▶ [Job A]: In the listing below, repeat every line from the one containing "game-title: Dlaa Uapaicn" down to the one containing "game-thumbnail: [22, 269, 82, 331]", both included, without changing anything.

▶ [Provided passage]:
— START —

= Teachers' Pension Scheme =

Pension scheme in England and Wales

Teachers' Pension Scheme (TPS) is the statutory, unfunded defined-benefit public service pension scheme for eligible teachers and lecturers in England and Wales. It operates on a pay-as-you-go basis, with benefits paid from public funds. As at 31 March 2025, the scheme reported a pension liability of about £290.7 billion.

The TPS has three sections: two legacy final-salary sections with normal pension ages of 60 and 65, and a career-average section introduced in 2015 under the Public Service Pensions Act 2013, in which the normal pension age is linked to State Pension age.

Employee contributions are tiered by pensionable earnings; as of April 2024, the employer contribution rate is 28.6% of pensionable pay, and scheme administration costs are recovered via an additional 0.08% of pensionable pay. Separate teachers’ pension schemes operate in Scotland and Northern Ireland.

== Overview ==
The scheme covers eligible teaching and lecturing staff employed in England and Wales across state-funded schools, maintained nurseries, academies and academy trusts, and further-education colleges. Participation is also available to some higher-education institutions and to independent schools that have elected to join the scheme.

The Department for Education is the scheme manager for England and Wales. Day-to-day administration is delivered under the Teachers’ Pensions brand, with services transitioning from Capita to Tata Consultancy Services under a long-term contract running to September 2035.

Separate public service teachers’ pension arrangements operate in Scotland and Northern Ireland, each established under their own regulations and administrators. This article covers the Teachers’ Pension Scheme for England and Wales only.

== History ==
=== Origins and early superannuation ===
Teachers in England and Wales moved from local and ad hoc arrangements to statutory superannuation in the early twentieth century, which established a national framework for teachers’ pensions under central government oversight. Early provisions created the basis for later consolidated schemes and permanent administration by the education department.

— END —

▶ [Data lines]:
— START —

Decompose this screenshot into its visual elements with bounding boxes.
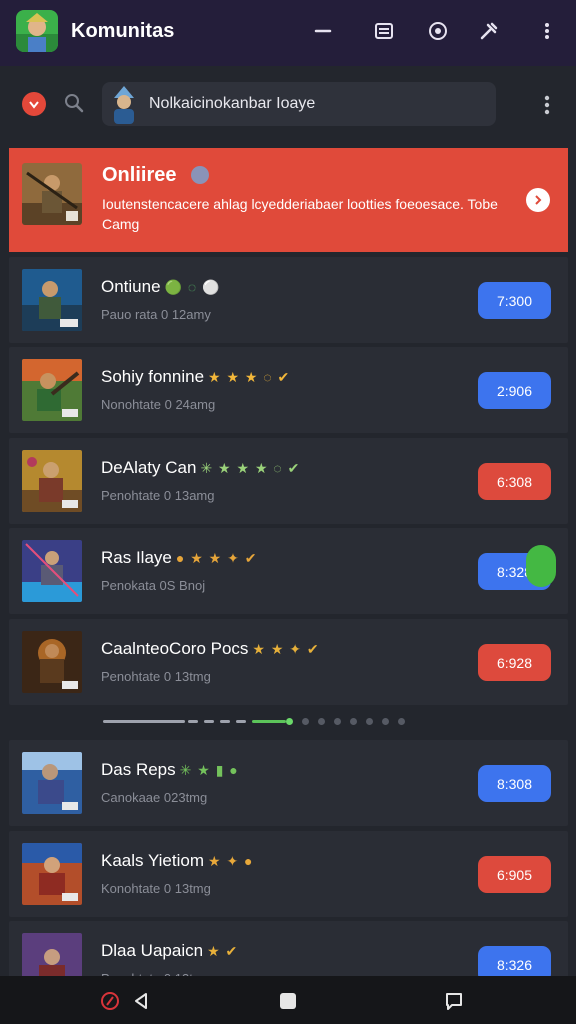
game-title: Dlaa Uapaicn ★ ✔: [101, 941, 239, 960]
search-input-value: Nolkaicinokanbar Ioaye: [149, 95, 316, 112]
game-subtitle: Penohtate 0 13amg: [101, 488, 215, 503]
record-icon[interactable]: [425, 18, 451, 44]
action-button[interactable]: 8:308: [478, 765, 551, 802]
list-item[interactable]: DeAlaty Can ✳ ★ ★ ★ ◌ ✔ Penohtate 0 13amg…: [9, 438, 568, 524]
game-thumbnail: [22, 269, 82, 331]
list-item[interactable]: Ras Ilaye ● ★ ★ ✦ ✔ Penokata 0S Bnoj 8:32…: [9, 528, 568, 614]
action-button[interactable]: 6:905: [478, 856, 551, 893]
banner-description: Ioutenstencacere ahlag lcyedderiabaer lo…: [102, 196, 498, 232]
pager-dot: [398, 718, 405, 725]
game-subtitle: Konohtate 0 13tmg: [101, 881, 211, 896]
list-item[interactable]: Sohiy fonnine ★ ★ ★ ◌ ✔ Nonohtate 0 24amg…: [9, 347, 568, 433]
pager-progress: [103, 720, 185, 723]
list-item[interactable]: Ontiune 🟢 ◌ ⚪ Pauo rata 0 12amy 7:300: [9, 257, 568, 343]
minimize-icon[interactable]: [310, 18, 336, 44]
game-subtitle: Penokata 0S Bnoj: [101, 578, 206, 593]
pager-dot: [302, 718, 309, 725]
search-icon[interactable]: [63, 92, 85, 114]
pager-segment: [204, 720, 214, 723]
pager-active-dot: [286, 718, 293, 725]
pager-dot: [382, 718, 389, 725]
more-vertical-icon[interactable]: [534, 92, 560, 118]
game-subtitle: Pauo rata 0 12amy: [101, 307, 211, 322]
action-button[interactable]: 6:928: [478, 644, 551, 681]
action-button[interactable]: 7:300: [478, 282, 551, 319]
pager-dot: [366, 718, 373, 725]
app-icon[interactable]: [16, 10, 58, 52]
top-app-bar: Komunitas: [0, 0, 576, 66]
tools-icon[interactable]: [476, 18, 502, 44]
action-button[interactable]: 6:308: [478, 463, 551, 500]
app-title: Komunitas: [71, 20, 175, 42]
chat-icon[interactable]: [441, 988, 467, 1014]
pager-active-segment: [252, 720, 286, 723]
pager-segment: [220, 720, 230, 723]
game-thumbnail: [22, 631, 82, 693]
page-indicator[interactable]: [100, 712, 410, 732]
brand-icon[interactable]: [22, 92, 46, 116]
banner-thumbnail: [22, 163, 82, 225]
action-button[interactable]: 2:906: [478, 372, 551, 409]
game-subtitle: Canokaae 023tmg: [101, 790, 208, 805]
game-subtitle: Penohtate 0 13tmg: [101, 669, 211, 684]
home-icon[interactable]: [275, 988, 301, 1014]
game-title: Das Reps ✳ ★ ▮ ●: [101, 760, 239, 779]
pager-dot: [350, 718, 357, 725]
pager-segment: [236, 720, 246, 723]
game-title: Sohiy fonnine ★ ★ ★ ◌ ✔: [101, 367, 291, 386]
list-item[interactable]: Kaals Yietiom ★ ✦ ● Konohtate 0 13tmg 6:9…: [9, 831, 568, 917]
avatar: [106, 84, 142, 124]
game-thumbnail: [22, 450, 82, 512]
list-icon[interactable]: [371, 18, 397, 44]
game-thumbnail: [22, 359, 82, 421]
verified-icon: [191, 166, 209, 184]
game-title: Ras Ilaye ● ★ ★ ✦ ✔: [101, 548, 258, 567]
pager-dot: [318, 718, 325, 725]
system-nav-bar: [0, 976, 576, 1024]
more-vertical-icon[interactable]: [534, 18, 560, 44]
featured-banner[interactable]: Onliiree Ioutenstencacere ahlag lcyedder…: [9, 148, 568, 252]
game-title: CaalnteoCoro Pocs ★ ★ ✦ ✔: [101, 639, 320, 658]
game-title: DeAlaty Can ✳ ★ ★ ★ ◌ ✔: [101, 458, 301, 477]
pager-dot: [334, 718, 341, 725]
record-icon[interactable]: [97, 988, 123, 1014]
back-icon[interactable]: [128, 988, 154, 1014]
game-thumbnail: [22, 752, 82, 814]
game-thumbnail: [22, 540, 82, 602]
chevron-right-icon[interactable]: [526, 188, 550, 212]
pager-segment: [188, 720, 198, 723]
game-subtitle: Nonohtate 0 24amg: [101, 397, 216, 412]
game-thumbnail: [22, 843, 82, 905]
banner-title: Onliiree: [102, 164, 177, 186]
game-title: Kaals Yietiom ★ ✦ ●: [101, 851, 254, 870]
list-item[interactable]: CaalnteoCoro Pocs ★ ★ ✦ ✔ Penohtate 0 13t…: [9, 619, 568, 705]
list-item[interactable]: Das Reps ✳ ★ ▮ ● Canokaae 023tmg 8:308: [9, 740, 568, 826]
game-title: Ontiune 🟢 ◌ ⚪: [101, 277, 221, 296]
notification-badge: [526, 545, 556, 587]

— END —

▶ [Job B]: From the passage on the Teachers' Pension Scheme above, copy word for word everything from "Employee contributions are" down to "join the scheme.".

▶ [Task answer A]:
game-title: Dlaa Uapaicn ★ ✔: [101, 941, 239, 960]
search-input-value: Nolkaicinokanbar Ioaye: [149, 95, 316, 112]
game-subtitle: Penohtate 0 13amg: [101, 488, 215, 503]
record-icon[interactable]: [425, 18, 451, 44]
action-button[interactable]: 8:308: [478, 765, 551, 802]
list-item[interactable]: DeAlaty Can ✳ ★ ★ ★ ◌ ✔ Penohtate 0 13amg…: [9, 438, 568, 524]
game-thumbnail: [22, 269, 82, 331]

▶ [Task answer B]:
Employee contributions are tiered by pensionable earnings; as of April 2024, the employer contribution rate is 28.6% of pensionable pay, and scheme administration costs are recovered via an additional 0.08% of pensionable pay. Separate teachers’ pension schemes operate in Scotland and Northern Ireland.

== Overview ==
The scheme covers eligible teaching and lecturing staff employed in England and Wales across state-funded schools, maintained nurseries, academies and academy trusts, and further-education colleges. Participation is also available to some higher-education institutions and to independent schools that have elected to join the scheme.